### Exercise input
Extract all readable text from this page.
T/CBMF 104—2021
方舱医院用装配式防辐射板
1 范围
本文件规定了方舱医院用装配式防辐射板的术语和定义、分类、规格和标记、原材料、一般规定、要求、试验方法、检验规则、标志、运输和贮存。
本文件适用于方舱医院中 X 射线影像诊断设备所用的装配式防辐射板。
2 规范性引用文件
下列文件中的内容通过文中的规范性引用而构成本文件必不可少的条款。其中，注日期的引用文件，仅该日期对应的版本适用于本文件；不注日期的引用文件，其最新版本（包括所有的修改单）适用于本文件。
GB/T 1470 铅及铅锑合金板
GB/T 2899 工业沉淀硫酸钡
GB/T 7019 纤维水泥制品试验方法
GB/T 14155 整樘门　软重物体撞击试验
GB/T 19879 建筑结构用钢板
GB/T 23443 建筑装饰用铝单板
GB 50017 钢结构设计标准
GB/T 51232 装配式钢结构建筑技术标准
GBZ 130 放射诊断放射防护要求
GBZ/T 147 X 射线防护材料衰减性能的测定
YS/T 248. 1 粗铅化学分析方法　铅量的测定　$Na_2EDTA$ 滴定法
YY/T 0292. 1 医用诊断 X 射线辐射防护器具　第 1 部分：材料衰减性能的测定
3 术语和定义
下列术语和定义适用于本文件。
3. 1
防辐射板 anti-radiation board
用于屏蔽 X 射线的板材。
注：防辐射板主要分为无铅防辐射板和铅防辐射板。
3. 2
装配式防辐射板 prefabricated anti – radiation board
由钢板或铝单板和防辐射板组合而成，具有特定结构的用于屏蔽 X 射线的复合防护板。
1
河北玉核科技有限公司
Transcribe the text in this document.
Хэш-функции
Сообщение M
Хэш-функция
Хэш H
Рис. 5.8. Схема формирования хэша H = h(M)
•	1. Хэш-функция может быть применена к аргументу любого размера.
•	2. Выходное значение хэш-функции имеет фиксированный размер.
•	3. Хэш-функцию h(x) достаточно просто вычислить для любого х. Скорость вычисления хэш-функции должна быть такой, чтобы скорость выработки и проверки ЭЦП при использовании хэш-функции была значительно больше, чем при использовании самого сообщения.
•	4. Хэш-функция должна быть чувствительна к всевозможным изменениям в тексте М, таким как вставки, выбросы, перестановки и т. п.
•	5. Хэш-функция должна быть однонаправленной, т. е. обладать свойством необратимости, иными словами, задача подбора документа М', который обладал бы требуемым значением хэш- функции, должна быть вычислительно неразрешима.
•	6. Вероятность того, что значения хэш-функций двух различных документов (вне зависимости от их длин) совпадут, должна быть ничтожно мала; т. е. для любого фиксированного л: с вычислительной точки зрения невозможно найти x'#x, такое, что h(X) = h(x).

### Written task
Copy the material above back out, exactly as written.

### Solution to this problem
Extract all readable text from this page.
T/CBMF 104—2021
方舱医院用装配式防辐射板
1 范围
本文件规定了方舱医院用装配式防辐射板的术语和定义、分类、规格和标记、原材料、一般规定、要求、试验方法、检验规则、标志、运输和贮存。
本文件适用于方舱医院中 X 射线影像诊断设备所用的装配式防辐射板。
2 规范性引用文件
下列文件中的内容通过文中的规范性引用而构成本文件必不可少的条款。其中，注日期的引用文件，仅该日期对应的版本适用于本文件；不注日期的引用文件，其最新版本（包括所有的修改单）适用于本文件。
GB/T 1470 铅及铅锑合金板
GB/T 2899 工业沉淀硫酸钡
GB/T 7019 纤维水泥制品试验方法
GB/T 14155 整樘门　软重物体撞击试验
GB/T 19879 建筑结构用钢板
GB/T 23443 建筑装饰用铝单板
GB 50017 钢结构设计标准
GB/T 51232 装配式钢结构建筑技术标准
GBZ 130 放射诊断放射防护要求
GBZ/T 147 X 射线防护材料衰减性能的测定
YS/T 248. 1 粗铅化学分析方法　铅量的测定　$Na_2EDTA$ 滴定法
YY/T 0292. 1 医用诊断 X 射线辐射防护器具　第 1 部分：材料衰减性能的测定
3 术语和定义
下列术语和定义适用于本文件。
3. 1
防辐射板 anti-radiation board
用于屏蔽 X 射线的板材。
注：防辐射板主要分为无铅防辐射板和铅防辐射板。
3. 2
装配式防辐射板 prefabricated anti – radiation board
由钢板或铝单板和防辐射板组合而成，具有特定结构的用于屏蔽 X 射线的复合防护板。
1
河北玉核科技有限公司
Transcribe the text in this document.
Хэш-функции
Сообщение M
Хэш-функция
Хэш H
Рис. 5.8. Схема формирования хэша H = h(M)
•	1. Хэш-функция может быть применена к аргументу любого размера.
•	2. Выходное значение хэш-функции имеет фиксированный размер.
•	3. Хэш-функцию h(x) достаточно просто вычислить для любого х. Скорость вычисления хэш-функции должна быть такой, чтобы скорость выработки и проверки ЭЦП при использовании хэш-функции была значительно больше, чем при использовании самого сообщения.
•	4. Хэш-функция должна быть чувствительна к всевозможным изменениям в тексте М, таким как вставки, выбросы, перестановки и т. п.
•	5. Хэш-функция должна быть однонаправленной, т. е. обладать свойством необратимости, иными словами, задача подбора документа М', который обладал бы требуемым значением хэш- функции, должна быть вычислительно неразрешима.
•	6. Вероятность того, что значения хэш-функций двух различных документов (вне зависимости от их длин) совпадут, должна быть ничтожно мала; т. е. для любого фиксированного л: с вычислительной точки зрения невозможно найти x'#x, такое, что h(X) = h(x).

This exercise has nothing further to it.